Your task is to copy every line of the records below that contains "temperature".

:: STORED RECORDS ::
[Start]
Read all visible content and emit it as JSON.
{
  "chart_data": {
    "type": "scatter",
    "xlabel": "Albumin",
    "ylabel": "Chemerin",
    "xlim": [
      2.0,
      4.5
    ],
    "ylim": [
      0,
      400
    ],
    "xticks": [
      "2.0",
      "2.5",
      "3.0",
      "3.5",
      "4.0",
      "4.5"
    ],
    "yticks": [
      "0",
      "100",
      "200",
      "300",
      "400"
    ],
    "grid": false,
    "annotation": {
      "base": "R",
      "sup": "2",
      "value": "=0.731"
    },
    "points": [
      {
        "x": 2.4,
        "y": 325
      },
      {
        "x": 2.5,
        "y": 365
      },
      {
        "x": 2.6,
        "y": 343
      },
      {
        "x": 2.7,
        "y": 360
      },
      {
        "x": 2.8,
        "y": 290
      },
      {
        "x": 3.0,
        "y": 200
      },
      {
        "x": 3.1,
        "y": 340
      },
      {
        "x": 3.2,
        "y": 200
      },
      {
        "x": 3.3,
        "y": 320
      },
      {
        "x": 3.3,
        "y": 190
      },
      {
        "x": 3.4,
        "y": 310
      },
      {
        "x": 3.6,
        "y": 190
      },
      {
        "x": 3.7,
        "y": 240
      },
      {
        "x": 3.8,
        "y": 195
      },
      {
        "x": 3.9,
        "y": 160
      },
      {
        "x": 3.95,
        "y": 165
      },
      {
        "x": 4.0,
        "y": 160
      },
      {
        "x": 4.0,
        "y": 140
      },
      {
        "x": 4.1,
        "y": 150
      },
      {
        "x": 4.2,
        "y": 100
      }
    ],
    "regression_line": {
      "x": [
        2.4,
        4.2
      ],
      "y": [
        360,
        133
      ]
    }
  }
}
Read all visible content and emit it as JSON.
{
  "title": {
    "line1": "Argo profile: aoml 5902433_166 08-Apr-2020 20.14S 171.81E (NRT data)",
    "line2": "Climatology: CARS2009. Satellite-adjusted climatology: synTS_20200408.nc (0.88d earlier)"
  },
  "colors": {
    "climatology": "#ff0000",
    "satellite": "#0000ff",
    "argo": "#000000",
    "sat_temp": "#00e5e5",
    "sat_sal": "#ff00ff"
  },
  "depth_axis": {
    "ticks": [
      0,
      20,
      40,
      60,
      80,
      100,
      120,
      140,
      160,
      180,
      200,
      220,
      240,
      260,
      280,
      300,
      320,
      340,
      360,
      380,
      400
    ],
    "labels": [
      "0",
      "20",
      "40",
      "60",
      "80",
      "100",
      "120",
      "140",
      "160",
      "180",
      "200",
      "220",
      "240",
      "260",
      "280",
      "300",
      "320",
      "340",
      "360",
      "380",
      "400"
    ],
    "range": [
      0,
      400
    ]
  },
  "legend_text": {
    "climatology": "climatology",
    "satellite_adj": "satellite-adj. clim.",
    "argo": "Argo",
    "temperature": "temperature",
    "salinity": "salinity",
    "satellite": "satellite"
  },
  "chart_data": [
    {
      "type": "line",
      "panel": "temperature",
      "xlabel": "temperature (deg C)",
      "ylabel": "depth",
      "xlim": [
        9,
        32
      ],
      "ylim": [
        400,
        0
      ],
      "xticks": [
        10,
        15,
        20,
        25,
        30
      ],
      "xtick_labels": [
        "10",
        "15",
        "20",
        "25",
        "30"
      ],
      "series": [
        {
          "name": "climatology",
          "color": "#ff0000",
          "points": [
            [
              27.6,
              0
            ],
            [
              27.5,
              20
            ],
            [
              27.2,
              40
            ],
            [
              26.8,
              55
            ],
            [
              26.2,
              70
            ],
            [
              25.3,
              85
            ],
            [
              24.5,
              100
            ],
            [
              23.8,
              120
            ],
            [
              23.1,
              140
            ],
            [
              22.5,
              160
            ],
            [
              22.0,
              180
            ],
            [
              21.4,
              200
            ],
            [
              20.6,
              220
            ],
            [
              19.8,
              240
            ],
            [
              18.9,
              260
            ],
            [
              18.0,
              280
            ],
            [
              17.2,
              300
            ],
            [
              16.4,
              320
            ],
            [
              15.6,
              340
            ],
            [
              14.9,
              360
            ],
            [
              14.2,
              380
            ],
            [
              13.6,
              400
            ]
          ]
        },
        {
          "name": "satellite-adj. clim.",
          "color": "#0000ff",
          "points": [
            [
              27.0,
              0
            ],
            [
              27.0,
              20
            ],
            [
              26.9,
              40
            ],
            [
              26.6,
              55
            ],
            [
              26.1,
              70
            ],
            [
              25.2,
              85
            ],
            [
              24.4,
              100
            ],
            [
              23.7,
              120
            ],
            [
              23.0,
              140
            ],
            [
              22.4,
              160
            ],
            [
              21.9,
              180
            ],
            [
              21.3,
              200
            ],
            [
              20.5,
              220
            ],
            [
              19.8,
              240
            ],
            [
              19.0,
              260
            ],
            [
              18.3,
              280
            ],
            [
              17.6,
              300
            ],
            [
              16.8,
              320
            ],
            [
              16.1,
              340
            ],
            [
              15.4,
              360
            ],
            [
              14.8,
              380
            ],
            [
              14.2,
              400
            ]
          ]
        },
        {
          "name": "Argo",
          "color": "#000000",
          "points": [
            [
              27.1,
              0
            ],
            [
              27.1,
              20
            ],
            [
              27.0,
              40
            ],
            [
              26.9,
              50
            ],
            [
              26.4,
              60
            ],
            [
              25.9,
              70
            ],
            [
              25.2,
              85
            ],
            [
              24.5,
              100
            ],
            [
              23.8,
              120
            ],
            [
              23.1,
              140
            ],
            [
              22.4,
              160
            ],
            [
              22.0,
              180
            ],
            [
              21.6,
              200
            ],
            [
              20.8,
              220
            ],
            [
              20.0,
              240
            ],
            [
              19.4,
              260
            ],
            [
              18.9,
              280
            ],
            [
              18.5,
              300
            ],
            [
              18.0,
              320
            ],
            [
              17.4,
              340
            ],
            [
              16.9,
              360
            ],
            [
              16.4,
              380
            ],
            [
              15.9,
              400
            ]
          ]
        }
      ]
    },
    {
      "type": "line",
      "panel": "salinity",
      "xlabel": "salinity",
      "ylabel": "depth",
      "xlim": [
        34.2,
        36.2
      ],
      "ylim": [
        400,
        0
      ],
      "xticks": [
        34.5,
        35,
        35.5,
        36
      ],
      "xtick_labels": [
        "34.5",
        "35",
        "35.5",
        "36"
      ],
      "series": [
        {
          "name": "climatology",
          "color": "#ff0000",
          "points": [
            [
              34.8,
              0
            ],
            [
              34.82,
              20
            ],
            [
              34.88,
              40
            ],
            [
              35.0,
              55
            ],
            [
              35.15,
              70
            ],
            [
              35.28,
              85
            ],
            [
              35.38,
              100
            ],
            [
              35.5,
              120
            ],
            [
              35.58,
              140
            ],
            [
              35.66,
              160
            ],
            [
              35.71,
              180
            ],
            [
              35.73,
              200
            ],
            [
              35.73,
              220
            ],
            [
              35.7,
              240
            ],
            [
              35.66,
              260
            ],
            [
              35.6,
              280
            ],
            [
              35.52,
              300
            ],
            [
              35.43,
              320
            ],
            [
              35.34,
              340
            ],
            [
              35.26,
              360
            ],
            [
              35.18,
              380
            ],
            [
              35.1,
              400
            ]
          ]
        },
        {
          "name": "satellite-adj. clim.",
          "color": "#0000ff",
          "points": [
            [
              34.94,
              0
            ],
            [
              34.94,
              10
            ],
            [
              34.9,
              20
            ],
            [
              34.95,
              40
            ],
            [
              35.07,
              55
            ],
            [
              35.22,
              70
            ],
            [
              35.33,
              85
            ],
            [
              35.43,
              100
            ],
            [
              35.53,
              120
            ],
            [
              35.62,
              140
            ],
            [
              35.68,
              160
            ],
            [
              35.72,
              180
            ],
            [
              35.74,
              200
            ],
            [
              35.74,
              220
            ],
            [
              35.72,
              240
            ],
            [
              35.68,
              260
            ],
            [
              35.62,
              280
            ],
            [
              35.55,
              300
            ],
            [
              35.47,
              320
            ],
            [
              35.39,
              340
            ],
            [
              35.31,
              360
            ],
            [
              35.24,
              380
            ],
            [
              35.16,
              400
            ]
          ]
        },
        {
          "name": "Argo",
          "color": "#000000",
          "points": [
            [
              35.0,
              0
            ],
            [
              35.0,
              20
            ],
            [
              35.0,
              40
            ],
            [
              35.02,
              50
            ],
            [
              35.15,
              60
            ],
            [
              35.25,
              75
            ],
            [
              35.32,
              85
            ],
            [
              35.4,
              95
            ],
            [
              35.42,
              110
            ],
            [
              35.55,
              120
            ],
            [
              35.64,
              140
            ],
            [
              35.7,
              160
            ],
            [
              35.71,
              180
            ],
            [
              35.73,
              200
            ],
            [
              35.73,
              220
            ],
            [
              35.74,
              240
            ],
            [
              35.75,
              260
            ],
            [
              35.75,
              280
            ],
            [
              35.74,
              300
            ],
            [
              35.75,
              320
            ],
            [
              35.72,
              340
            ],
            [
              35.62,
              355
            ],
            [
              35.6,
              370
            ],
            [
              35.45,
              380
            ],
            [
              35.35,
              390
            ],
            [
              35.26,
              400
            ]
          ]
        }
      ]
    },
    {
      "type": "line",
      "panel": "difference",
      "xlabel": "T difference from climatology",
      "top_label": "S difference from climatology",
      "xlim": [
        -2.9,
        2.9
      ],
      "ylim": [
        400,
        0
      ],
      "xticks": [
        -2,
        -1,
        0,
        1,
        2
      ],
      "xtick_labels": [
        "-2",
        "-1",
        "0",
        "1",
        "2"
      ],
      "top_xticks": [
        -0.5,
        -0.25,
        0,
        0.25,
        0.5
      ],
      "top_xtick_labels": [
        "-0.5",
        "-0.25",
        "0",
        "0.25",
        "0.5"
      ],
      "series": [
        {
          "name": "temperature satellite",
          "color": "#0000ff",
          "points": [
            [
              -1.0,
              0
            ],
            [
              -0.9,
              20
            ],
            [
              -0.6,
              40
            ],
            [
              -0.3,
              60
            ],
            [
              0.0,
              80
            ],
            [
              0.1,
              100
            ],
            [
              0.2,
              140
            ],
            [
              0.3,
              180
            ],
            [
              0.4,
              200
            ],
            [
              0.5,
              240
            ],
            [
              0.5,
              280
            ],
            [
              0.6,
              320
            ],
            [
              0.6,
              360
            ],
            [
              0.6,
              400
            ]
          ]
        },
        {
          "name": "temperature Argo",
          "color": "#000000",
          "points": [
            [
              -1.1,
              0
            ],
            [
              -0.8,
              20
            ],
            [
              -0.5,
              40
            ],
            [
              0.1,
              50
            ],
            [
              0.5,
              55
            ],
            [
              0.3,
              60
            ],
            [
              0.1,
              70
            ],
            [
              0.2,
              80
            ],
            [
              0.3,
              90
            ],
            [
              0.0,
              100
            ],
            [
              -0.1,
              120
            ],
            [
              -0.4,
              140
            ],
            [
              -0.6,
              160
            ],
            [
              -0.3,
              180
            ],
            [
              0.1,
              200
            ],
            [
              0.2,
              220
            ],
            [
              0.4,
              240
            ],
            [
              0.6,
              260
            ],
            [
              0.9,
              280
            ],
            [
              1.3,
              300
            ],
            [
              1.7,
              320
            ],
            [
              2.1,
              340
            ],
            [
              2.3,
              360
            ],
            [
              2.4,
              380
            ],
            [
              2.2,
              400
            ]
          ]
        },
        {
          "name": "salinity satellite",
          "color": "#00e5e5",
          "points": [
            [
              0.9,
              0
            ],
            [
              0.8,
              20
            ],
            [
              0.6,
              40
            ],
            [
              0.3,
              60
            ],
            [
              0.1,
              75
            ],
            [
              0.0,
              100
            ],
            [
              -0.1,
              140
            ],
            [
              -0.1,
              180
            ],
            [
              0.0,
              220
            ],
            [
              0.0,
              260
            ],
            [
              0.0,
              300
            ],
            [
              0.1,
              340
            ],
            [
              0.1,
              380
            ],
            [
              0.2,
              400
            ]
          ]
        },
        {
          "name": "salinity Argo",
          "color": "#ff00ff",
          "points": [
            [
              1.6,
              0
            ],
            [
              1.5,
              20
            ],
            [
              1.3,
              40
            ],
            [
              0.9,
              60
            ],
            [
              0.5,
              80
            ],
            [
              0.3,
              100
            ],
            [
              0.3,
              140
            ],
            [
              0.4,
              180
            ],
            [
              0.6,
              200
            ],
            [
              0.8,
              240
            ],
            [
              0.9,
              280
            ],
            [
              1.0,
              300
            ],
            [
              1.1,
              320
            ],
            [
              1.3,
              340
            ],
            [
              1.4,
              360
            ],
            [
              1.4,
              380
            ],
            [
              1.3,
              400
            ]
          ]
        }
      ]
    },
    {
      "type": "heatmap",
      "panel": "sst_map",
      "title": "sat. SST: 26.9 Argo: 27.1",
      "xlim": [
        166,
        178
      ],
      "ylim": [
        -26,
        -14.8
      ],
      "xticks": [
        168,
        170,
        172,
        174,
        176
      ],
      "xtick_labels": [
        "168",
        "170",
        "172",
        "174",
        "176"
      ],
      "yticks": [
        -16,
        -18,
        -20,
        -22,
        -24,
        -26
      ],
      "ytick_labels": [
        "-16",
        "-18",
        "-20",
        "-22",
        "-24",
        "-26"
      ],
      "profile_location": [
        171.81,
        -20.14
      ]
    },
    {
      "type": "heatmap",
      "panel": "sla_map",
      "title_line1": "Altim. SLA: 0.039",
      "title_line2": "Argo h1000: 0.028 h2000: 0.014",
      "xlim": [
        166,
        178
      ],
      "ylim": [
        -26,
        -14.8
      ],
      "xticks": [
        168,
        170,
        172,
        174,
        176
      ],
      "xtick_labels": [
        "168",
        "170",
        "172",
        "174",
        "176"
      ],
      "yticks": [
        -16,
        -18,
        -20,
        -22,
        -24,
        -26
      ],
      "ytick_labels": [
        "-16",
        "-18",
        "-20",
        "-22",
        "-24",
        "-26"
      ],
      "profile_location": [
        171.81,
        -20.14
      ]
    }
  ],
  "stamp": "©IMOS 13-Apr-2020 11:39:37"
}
[End]
:: REPLY ::
    "temperature": "temperature",
      "panel": "temperature",
      "xlabel": "temperature (deg C)",
          "name": "temperature satellite",
          "name": "temperature Argo",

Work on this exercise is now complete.